> **AIM OF THE TASK**
Every line of the material that follows must be printed again exactly.

> **GIVEN RECORDS**
....................

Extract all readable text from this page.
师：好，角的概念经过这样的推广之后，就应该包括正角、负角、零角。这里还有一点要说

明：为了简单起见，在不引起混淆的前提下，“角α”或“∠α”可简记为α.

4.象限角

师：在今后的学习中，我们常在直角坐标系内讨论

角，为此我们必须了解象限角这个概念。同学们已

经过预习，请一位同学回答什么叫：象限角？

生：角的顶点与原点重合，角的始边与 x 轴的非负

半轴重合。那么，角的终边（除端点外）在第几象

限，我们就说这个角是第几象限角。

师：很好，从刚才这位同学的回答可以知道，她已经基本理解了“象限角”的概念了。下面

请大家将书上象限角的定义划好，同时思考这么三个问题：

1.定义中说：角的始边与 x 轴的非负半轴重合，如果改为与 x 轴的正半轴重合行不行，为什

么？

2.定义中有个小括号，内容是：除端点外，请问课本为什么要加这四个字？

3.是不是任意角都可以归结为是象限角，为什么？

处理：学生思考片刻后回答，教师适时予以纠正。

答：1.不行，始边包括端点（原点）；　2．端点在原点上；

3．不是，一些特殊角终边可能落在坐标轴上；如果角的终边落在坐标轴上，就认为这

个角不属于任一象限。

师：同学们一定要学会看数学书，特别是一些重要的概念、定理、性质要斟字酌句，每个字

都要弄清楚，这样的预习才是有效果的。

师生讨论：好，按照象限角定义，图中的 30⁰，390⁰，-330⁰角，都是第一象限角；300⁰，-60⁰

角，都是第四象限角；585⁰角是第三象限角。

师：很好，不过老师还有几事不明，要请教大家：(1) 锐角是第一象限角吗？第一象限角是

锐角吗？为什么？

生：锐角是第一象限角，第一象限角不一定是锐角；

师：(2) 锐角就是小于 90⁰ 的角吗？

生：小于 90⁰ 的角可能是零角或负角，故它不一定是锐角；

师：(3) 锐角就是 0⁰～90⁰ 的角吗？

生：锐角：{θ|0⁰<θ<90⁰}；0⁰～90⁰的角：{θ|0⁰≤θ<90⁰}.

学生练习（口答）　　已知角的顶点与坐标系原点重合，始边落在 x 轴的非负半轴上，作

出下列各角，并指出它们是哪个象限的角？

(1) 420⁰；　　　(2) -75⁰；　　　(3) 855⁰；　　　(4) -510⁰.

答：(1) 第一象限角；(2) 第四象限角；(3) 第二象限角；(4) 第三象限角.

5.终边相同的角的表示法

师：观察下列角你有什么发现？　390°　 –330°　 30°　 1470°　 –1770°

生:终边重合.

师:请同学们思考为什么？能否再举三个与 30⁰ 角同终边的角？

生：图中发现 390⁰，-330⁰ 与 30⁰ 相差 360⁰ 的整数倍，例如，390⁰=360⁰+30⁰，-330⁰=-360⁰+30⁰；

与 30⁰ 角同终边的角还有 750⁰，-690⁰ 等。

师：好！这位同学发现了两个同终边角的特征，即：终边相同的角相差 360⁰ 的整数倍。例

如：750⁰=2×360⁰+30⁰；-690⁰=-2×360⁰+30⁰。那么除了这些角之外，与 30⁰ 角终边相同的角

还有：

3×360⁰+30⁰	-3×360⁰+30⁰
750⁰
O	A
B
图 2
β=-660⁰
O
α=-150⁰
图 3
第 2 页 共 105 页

....................

> **FINAL ANSWER**
Extract all readable text from this page.
师：好，角的概念经过这样的推广之后，就应该包括正角、负角、零角。这里还有一点要说

明：为了简单起见，在不引起混淆的前提下，“角α”或“∠α”可简记为α.

4.象限角

师：在今后的学习中，我们常在直角坐标系内讨论

角，为此我们必须了解象限角这个概念。同学们已

经过预习，请一位同学回答什么叫：象限角？

生：角的顶点与原点重合，角的始边与 x 轴的非负

半轴重合。那么，角的终边（除端点外）在第几象

限，我们就说这个角是第几象限角。

师：很好，从刚才这位同学的回答可以知道，她已经基本理解了“象限角”的概念了。下面

请大家将书上象限角的定义划好，同时思考这么三个问题：

1.定义中说：角的始边与 x 轴的非负半轴重合，如果改为与 x 轴的正半轴重合行不行，为什

么？

2.定义中有个小括号，内容是：除端点外，请问课本为什么要加这四个字？

3.是不是任意角都可以归结为是象限角，为什么？

处理：学生思考片刻后回答，教师适时予以纠正。

答：1.不行，始边包括端点（原点）；　2．端点在原点上；

3．不是，一些特殊角终边可能落在坐标轴上；如果角的终边落在坐标轴上，就认为这

个角不属于任一象限。

师：同学们一定要学会看数学书，特别是一些重要的概念、定理、性质要斟字酌句，每个字

都要弄清楚，这样的预习才是有效果的。

师生讨论：好，按照象限角定义，图中的 30⁰，390⁰，-330⁰角，都是第一象限角；300⁰，-60⁰

角，都是第四象限角；585⁰角是第三象限角。

师：很好，不过老师还有几事不明，要请教大家：(1) 锐角是第一象限角吗？第一象限角是

锐角吗？为什么？

生：锐角是第一象限角，第一象限角不一定是锐角；

师：(2) 锐角就是小于 90⁰ 的角吗？

生：小于 90⁰ 的角可能是零角或负角，故它不一定是锐角；

师：(3) 锐角就是 0⁰～90⁰ 的角吗？

生：锐角：{θ|0⁰<θ<90⁰}；0⁰～90⁰的角：{θ|0⁰≤θ<90⁰}.

学生练习（口答）　　已知角的顶点与坐标系原点重合，始边落在 x 轴的非负半轴上，作

出下列各角，并指出它们是哪个象限的角？

(1) 420⁰；　　　(2) -75⁰；　　　(3) 855⁰；　　　(4) -510⁰.

答：(1) 第一象限角；(2) 第四象限角；(3) 第二象限角；(4) 第三象限角.

5.终边相同的角的表示法

师：观察下列角你有什么发现？　390°　 –330°　 30°　 1470°　 –1770°

生:终边重合.

师:请同学们思考为什么？能否再举三个与 30⁰ 角同终边的角？

生：图中发现 390⁰，-330⁰ 与 30⁰ 相差 360⁰ 的整数倍，例如，390⁰=360⁰+30⁰，-330⁰=-360⁰+30⁰；

与 30⁰ 角同终边的角还有 750⁰，-690⁰ 等。

师：好！这位同学发现了两个同终边角的特征，即：终边相同的角相差 360⁰ 的整数倍。例

如：750⁰=2×360⁰+30⁰；-690⁰=-2×360⁰+30⁰。那么除了这些角之外，与 30⁰ 角终边相同的角

还有：

3×360⁰+30⁰	-3×360⁰+30⁰
750⁰
O	A
B
图 2
β=-660⁰
O
α=-150⁰
图 3
第 2 页 共 105 页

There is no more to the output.